### WHAT YOU SHOULD DO
Find how many lines contain "wave" and state only that number.

[Entries taken from a collection]

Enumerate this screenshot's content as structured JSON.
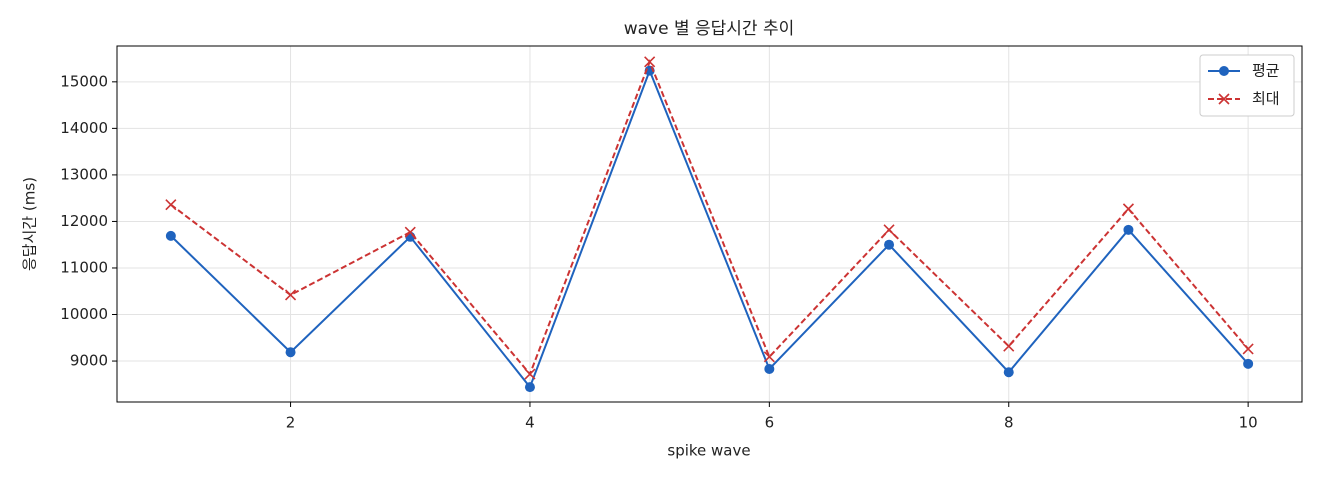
{
  "chart_data": {
    "type": "line",
    "title": "wave 별 응답시간 추이",
    "x_label": "spike wave",
    "y_label": "응답시간 (ms)",
    "x": [
      1,
      2,
      3,
      4,
      5,
      6,
      7,
      8,
      9,
      10
    ],
    "series": [
      {
        "name": "평균",
        "color": "#1f63be",
        "marker": "o",
        "linestyle": "solid",
        "values": [
          11690,
          9190,
          11670,
          8440,
          15240,
          8830,
          11500,
          8760,
          11820,
          8940
        ]
      },
      {
        "name": "최대",
        "color": "#cc3333",
        "marker": "x",
        "linestyle": "dashed",
        "values": [
          12360,
          10420,
          11770,
          8720,
          15430,
          9090,
          11820,
          9320,
          12270,
          9260
        ]
      }
    ],
    "xlim": [
      0.55,
      10.45
    ],
    "xticks": [
      2,
      4,
      6,
      8,
      10
    ],
    "ylim": [
      8120,
      15770
    ],
    "yticks": [
      9000,
      10000,
      11000,
      12000,
      13000,
      14000,
      15000
    ],
    "grid": true,
    "legend": "upper right"
  }
}
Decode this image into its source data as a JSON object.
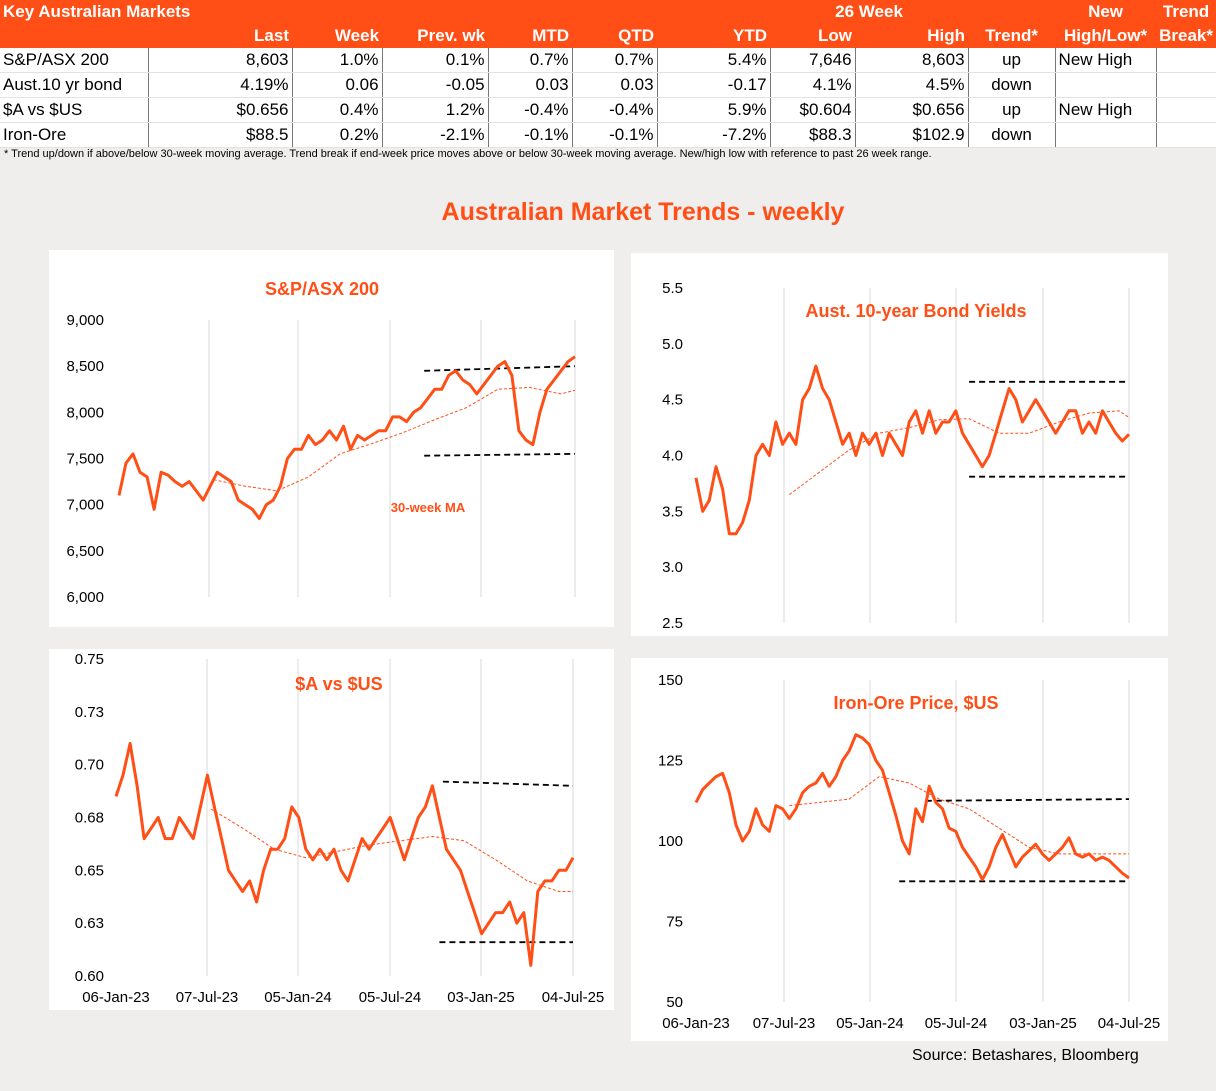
{
  "table": {
    "title": "Key Australian Markets",
    "group_header": "26 Week",
    "columns": [
      "",
      "Last",
      "Week",
      "Prev. wk",
      "MTD",
      "QTD",
      "YTD",
      "Low",
      "High",
      "Trend*",
      "High/Low*",
      "Break*"
    ],
    "top_headers": [
      "New",
      "Trend"
    ],
    "rows": [
      [
        "S&P/ASX 200",
        "8,603",
        "1.0%",
        "0.1%",
        "0.7%",
        "0.7%",
        "5.4%",
        "7,646",
        "8,603",
        "up",
        "New High",
        ""
      ],
      [
        "Aust.10 yr bond",
        "4.19%",
        "0.06",
        "-0.05",
        "0.03",
        "0.03",
        "-0.17",
        "4.1%",
        "4.5%",
        "down",
        "",
        ""
      ],
      [
        "$A vs $US",
        "$0.656",
        "0.4%",
        "1.2%",
        "-0.4%",
        "-0.4%",
        "5.9%",
        "$0.604",
        "$0.656",
        "up",
        "New High",
        ""
      ],
      [
        "Iron-Ore",
        "$88.5",
        "0.2%",
        "-2.1%",
        "-0.1%",
        "-0.1%",
        "-7.2%",
        "$88.3",
        "$102.9",
        "down",
        "",
        ""
      ]
    ],
    "footnote": "*  Trend up/down if above/below 30-week moving average. Trend break if end-week price moves above or below 30-week moving average.  New/high low with reference to past 26 week range."
  },
  "main_title": "Australian Market Trends - weekly",
  "source": "Source:  Betashares, Bloomberg",
  "colors": {
    "accent": "#ff4f17",
    "grid": "#d9d9d9",
    "reference_line": "#000000"
  },
  "chart_data": [
    {
      "type": "line",
      "title": "S&P/ASX 200",
      "annotation": "30-week MA",
      "ylim": [
        6000,
        9000
      ],
      "yticks": [
        "6,000",
        "6,500",
        "7,000",
        "7,500",
        "8,000",
        "8,500",
        "9,000"
      ],
      "xlim": [
        "2023-01-06",
        "2025-07-04"
      ],
      "xticks": [],
      "grid": "vertical",
      "series": [
        {
          "role": "price",
          "x": [
            "2023-01-06",
            "2023-01-20",
            "2023-02-03",
            "2023-02-17",
            "2023-03-03",
            "2023-03-17",
            "2023-03-31",
            "2023-04-14",
            "2023-04-28",
            "2023-05-12",
            "2023-05-26",
            "2023-06-09",
            "2023-06-23",
            "2023-07-07",
            "2023-07-21",
            "2023-08-04",
            "2023-08-18",
            "2023-09-01",
            "2023-09-15",
            "2023-09-29",
            "2023-10-13",
            "2023-10-27",
            "2023-11-10",
            "2023-11-24",
            "2023-12-08",
            "2023-12-22",
            "2024-01-05",
            "2024-01-19",
            "2024-02-02",
            "2024-02-16",
            "2024-03-01",
            "2024-03-15",
            "2024-03-29",
            "2024-04-12",
            "2024-04-26",
            "2024-05-10",
            "2024-05-24",
            "2024-06-07",
            "2024-06-21",
            "2024-07-05",
            "2024-07-19",
            "2024-08-02",
            "2024-08-16",
            "2024-08-30",
            "2024-09-13",
            "2024-09-27",
            "2024-10-11",
            "2024-10-25",
            "2024-11-08",
            "2024-11-22",
            "2024-12-06",
            "2024-12-20",
            "2025-01-03",
            "2025-01-17",
            "2025-01-31",
            "2025-02-14",
            "2025-02-28",
            "2025-03-14",
            "2025-03-28",
            "2025-04-11",
            "2025-04-25",
            "2025-05-09",
            "2025-05-23",
            "2025-06-06",
            "2025-06-20",
            "2025-07-04"
          ],
          "y": [
            7100,
            7450,
            7550,
            7350,
            7300,
            6950,
            7350,
            7320,
            7250,
            7200,
            7250,
            7150,
            7050,
            7200,
            7350,
            7300,
            7250,
            7050,
            7000,
            6950,
            6850,
            7000,
            7050,
            7200,
            7500,
            7600,
            7600,
            7750,
            7650,
            7700,
            7800,
            7700,
            7850,
            7600,
            7750,
            7700,
            7750,
            7800,
            7800,
            7950,
            7950,
            7900,
            8000,
            8050,
            8150,
            8250,
            8250,
            8400,
            8450,
            8350,
            8300,
            8200,
            8300,
            8400,
            8500,
            8550,
            8400,
            7800,
            7700,
            7650,
            8000,
            8250,
            8350,
            8450,
            8550,
            8603
          ]
        },
        {
          "role": "moving_average",
          "x": [
            "2023-07-14",
            "2023-09-15",
            "2023-11-17",
            "2024-01-19",
            "2024-03-22",
            "2024-05-24",
            "2024-07-26",
            "2024-09-27",
            "2024-11-29",
            "2025-01-31",
            "2025-04-04",
            "2025-06-06",
            "2025-07-04"
          ],
          "y": [
            7270,
            7200,
            7150,
            7300,
            7550,
            7660,
            7780,
            7920,
            8050,
            8250,
            8270,
            8200,
            8240
          ]
        }
      ],
      "reference_lines": [
        {
          "x": [
            "2024-09-06",
            "2025-07-04"
          ],
          "y": [
            8450,
            8500
          ]
        },
        {
          "x": [
            "2024-09-06",
            "2025-07-04"
          ],
          "y": [
            7530,
            7550
          ]
        }
      ]
    },
    {
      "type": "line",
      "title": "Aust. 10-year Bond Yields",
      "ylim": [
        2.5,
        5.5
      ],
      "yticks": [
        "2.5",
        "3.0",
        "3.5",
        "4.0",
        "4.5",
        "5.0",
        "5.5"
      ],
      "xlim": [
        "2023-01-06",
        "2025-07-04"
      ],
      "xticks": [],
      "grid": "vertical",
      "series": [
        {
          "role": "price",
          "x": [
            "2023-01-06",
            "2023-01-20",
            "2023-02-03",
            "2023-02-17",
            "2023-03-03",
            "2023-03-17",
            "2023-03-31",
            "2023-04-14",
            "2023-04-28",
            "2023-05-12",
            "2023-05-26",
            "2023-06-09",
            "2023-06-23",
            "2023-07-07",
            "2023-07-21",
            "2023-08-04",
            "2023-08-18",
            "2023-09-01",
            "2023-09-15",
            "2023-09-29",
            "2023-10-13",
            "2023-10-27",
            "2023-11-10",
            "2023-11-24",
            "2023-12-08",
            "2023-12-22",
            "2024-01-05",
            "2024-01-19",
            "2024-02-02",
            "2024-02-16",
            "2024-03-01",
            "2024-03-15",
            "2024-03-29",
            "2024-04-12",
            "2024-04-26",
            "2024-05-10",
            "2024-05-24",
            "2024-06-07",
            "2024-06-21",
            "2024-07-05",
            "2024-07-19",
            "2024-08-02",
            "2024-08-16",
            "2024-08-30",
            "2024-09-13",
            "2024-09-27",
            "2024-10-11",
            "2024-10-25",
            "2024-11-08",
            "2024-11-22",
            "2024-12-06",
            "2024-12-20",
            "2025-01-03",
            "2025-01-17",
            "2025-01-31",
            "2025-02-14",
            "2025-02-28",
            "2025-03-14",
            "2025-03-28",
            "2025-04-11",
            "2025-04-25",
            "2025-05-09",
            "2025-05-23",
            "2025-06-06",
            "2025-06-20",
            "2025-07-04"
          ],
          "y": [
            3.8,
            3.5,
            3.6,
            3.9,
            3.7,
            3.3,
            3.3,
            3.4,
            3.6,
            4.0,
            4.1,
            4.0,
            4.3,
            4.1,
            4.2,
            4.1,
            4.5,
            4.6,
            4.8,
            4.6,
            4.5,
            4.3,
            4.1,
            4.2,
            4.0,
            4.2,
            4.1,
            4.2,
            4.0,
            4.2,
            4.1,
            4.0,
            4.3,
            4.4,
            4.2,
            4.4,
            4.2,
            4.3,
            4.3,
            4.4,
            4.2,
            4.1,
            4.0,
            3.9,
            4.0,
            4.2,
            4.4,
            4.6,
            4.5,
            4.3,
            4.4,
            4.5,
            4.4,
            4.3,
            4.2,
            4.3,
            4.4,
            4.4,
            4.2,
            4.3,
            4.2,
            4.4,
            4.3,
            4.2,
            4.13,
            4.19
          ]
        },
        {
          "role": "moving_average",
          "x": [
            "2023-07-21",
            "2023-09-22",
            "2023-11-24",
            "2024-01-26",
            "2024-03-29",
            "2024-05-31",
            "2024-08-02",
            "2024-10-04",
            "2024-12-06",
            "2025-02-07",
            "2025-04-11",
            "2025-06-13",
            "2025-07-04"
          ],
          "y": [
            3.65,
            3.85,
            4.05,
            4.2,
            4.25,
            4.32,
            4.33,
            4.2,
            4.2,
            4.3,
            4.38,
            4.4,
            4.34
          ]
        }
      ],
      "reference_lines": [
        {
          "x": [
            "2024-08-02",
            "2025-07-04"
          ],
          "y": [
            4.66,
            4.66
          ]
        },
        {
          "x": [
            "2024-08-02",
            "2025-07-04"
          ],
          "y": [
            3.81,
            3.81
          ]
        }
      ]
    },
    {
      "type": "line",
      "title": "$A vs $US",
      "ylim": [
        0.6,
        0.75
      ],
      "yticks": [
        "0.60",
        "0.63",
        "0.65",
        "0.68",
        "0.70",
        "0.73",
        "0.75"
      ],
      "xlim": [
        "2023-01-06",
        "2025-07-04"
      ],
      "xticks": [
        "06-Jan-23",
        "07-Jul-23",
        "05-Jan-24",
        "05-Jul-24",
        "03-Jan-25",
        "04-Jul-25"
      ],
      "grid": "vertical",
      "series": [
        {
          "role": "price",
          "x": [
            "2023-01-06",
            "2023-01-20",
            "2023-02-03",
            "2023-02-17",
            "2023-03-03",
            "2023-03-17",
            "2023-03-31",
            "2023-04-14",
            "2023-04-28",
            "2023-05-12",
            "2023-05-26",
            "2023-06-09",
            "2023-06-23",
            "2023-07-07",
            "2023-07-21",
            "2023-08-04",
            "2023-08-18",
            "2023-09-01",
            "2023-09-15",
            "2023-09-29",
            "2023-10-13",
            "2023-10-27",
            "2023-11-10",
            "2023-11-24",
            "2023-12-08",
            "2023-12-22",
            "2024-01-05",
            "2024-01-19",
            "2024-02-02",
            "2024-02-16",
            "2024-03-01",
            "2024-03-15",
            "2024-03-29",
            "2024-04-12",
            "2024-04-26",
            "2024-05-10",
            "2024-05-24",
            "2024-06-07",
            "2024-06-21",
            "2024-07-05",
            "2024-07-19",
            "2024-08-02",
            "2024-08-16",
            "2024-08-30",
            "2024-09-13",
            "2024-09-27",
            "2024-10-11",
            "2024-10-25",
            "2024-11-08",
            "2024-11-22",
            "2024-12-06",
            "2024-12-20",
            "2025-01-03",
            "2025-01-17",
            "2025-01-31",
            "2025-02-14",
            "2025-02-28",
            "2025-03-14",
            "2025-03-28",
            "2025-04-11",
            "2025-04-25",
            "2025-05-09",
            "2025-05-23",
            "2025-06-06",
            "2025-06-20",
            "2025-07-04"
          ],
          "y": [
            0.685,
            0.695,
            0.71,
            0.69,
            0.665,
            0.67,
            0.675,
            0.665,
            0.665,
            0.675,
            0.67,
            0.665,
            0.68,
            0.695,
            0.68,
            0.665,
            0.65,
            0.645,
            0.64,
            0.645,
            0.635,
            0.65,
            0.66,
            0.66,
            0.665,
            0.68,
            0.675,
            0.66,
            0.655,
            0.66,
            0.655,
            0.66,
            0.65,
            0.645,
            0.655,
            0.665,
            0.66,
            0.665,
            0.67,
            0.675,
            0.665,
            0.655,
            0.665,
            0.675,
            0.68,
            0.69,
            0.675,
            0.66,
            0.655,
            0.65,
            0.64,
            0.63,
            0.62,
            0.625,
            0.63,
            0.63,
            0.635,
            0.625,
            0.63,
            0.605,
            0.64,
            0.645,
            0.645,
            0.65,
            0.65,
            0.656
          ]
        },
        {
          "role": "moving_average",
          "x": [
            "2023-07-14",
            "2023-09-15",
            "2023-11-17",
            "2024-01-19",
            "2024-03-22",
            "2024-05-24",
            "2024-07-26",
            "2024-09-27",
            "2024-11-29",
            "2025-01-31",
            "2025-04-04",
            "2025-06-06",
            "2025-07-04"
          ],
          "y": [
            0.679,
            0.67,
            0.66,
            0.656,
            0.659,
            0.662,
            0.664,
            0.666,
            0.664,
            0.655,
            0.645,
            0.64,
            0.64
          ]
        }
      ],
      "reference_lines": [
        {
          "x": [
            "2024-10-18",
            "2025-07-04"
          ],
          "y": [
            0.692,
            0.69
          ]
        },
        {
          "x": [
            "2024-10-11",
            "2025-07-04"
          ],
          "y": [
            0.616,
            0.616
          ]
        }
      ]
    },
    {
      "type": "line",
      "title": "Iron-Ore Price, $US",
      "ylim": [
        50,
        150
      ],
      "yticks": [
        "50",
        "75",
        "100",
        "125",
        "150"
      ],
      "xlim": [
        "2023-01-06",
        "2025-07-04"
      ],
      "xticks": [
        "06-Jan-23",
        "07-Jul-23",
        "05-Jan-24",
        "05-Jul-24",
        "03-Jan-25",
        "04-Jul-25"
      ],
      "grid": "vertical",
      "series": [
        {
          "role": "price",
          "x": [
            "2023-01-06",
            "2023-01-20",
            "2023-02-03",
            "2023-02-17",
            "2023-03-03",
            "2023-03-17",
            "2023-03-31",
            "2023-04-14",
            "2023-04-28",
            "2023-05-12",
            "2023-05-26",
            "2023-06-09",
            "2023-06-23",
            "2023-07-07",
            "2023-07-21",
            "2023-08-04",
            "2023-08-18",
            "2023-09-01",
            "2023-09-15",
            "2023-09-29",
            "2023-10-13",
            "2023-10-27",
            "2023-11-10",
            "2023-11-24",
            "2023-12-08",
            "2023-12-22",
            "2024-01-05",
            "2024-01-19",
            "2024-02-02",
            "2024-02-16",
            "2024-03-01",
            "2024-03-15",
            "2024-03-29",
            "2024-04-12",
            "2024-04-26",
            "2024-05-10",
            "2024-05-24",
            "2024-06-07",
            "2024-06-21",
            "2024-07-05",
            "2024-07-19",
            "2024-08-02",
            "2024-08-16",
            "2024-08-30",
            "2024-09-13",
            "2024-09-27",
            "2024-10-11",
            "2024-10-25",
            "2024-11-08",
            "2024-11-22",
            "2024-12-06",
            "2024-12-20",
            "2025-01-03",
            "2025-01-17",
            "2025-01-31",
            "2025-02-14",
            "2025-02-28",
            "2025-03-14",
            "2025-03-28",
            "2025-04-11",
            "2025-04-25",
            "2025-05-09",
            "2025-05-23",
            "2025-06-06",
            "2025-06-20",
            "2025-07-04"
          ],
          "y": [
            112,
            116,
            118,
            120,
            121,
            115,
            105,
            100,
            103,
            110,
            105,
            103,
            111,
            110,
            107,
            110,
            115,
            117,
            118,
            121,
            117,
            120,
            125,
            128,
            133,
            132,
            130,
            125,
            122,
            115,
            108,
            100,
            96,
            110,
            106,
            117,
            112,
            110,
            104,
            103,
            98,
            95,
            92,
            88,
            92,
            98,
            102,
            97,
            92,
            95,
            97,
            99,
            96,
            94,
            96,
            98,
            101,
            96,
            95,
            96,
            94,
            95,
            94,
            92,
            90,
            88.5
          ]
        },
        {
          "role": "moving_average",
          "x": [
            "2023-07-21",
            "2023-09-22",
            "2023-11-24",
            "2024-01-26",
            "2024-03-29",
            "2024-05-31",
            "2024-08-02",
            "2024-10-04",
            "2024-12-06",
            "2025-02-07",
            "2025-04-11",
            "2025-06-13",
            "2025-07-04"
          ],
          "y": [
            111,
            112,
            113,
            120,
            118,
            113,
            110,
            104,
            98,
            96,
            96,
            96,
            96
          ]
        }
      ],
      "reference_lines": [
        {
          "x": [
            "2024-05-03",
            "2025-07-04"
          ],
          "y": [
            112.5,
            113
          ]
        },
        {
          "x": [
            "2024-03-08",
            "2025-07-04"
          ],
          "y": [
            87.5,
            87.5
          ]
        }
      ]
    }
  ]
}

### ANSWER TO THIS PROBLEM
2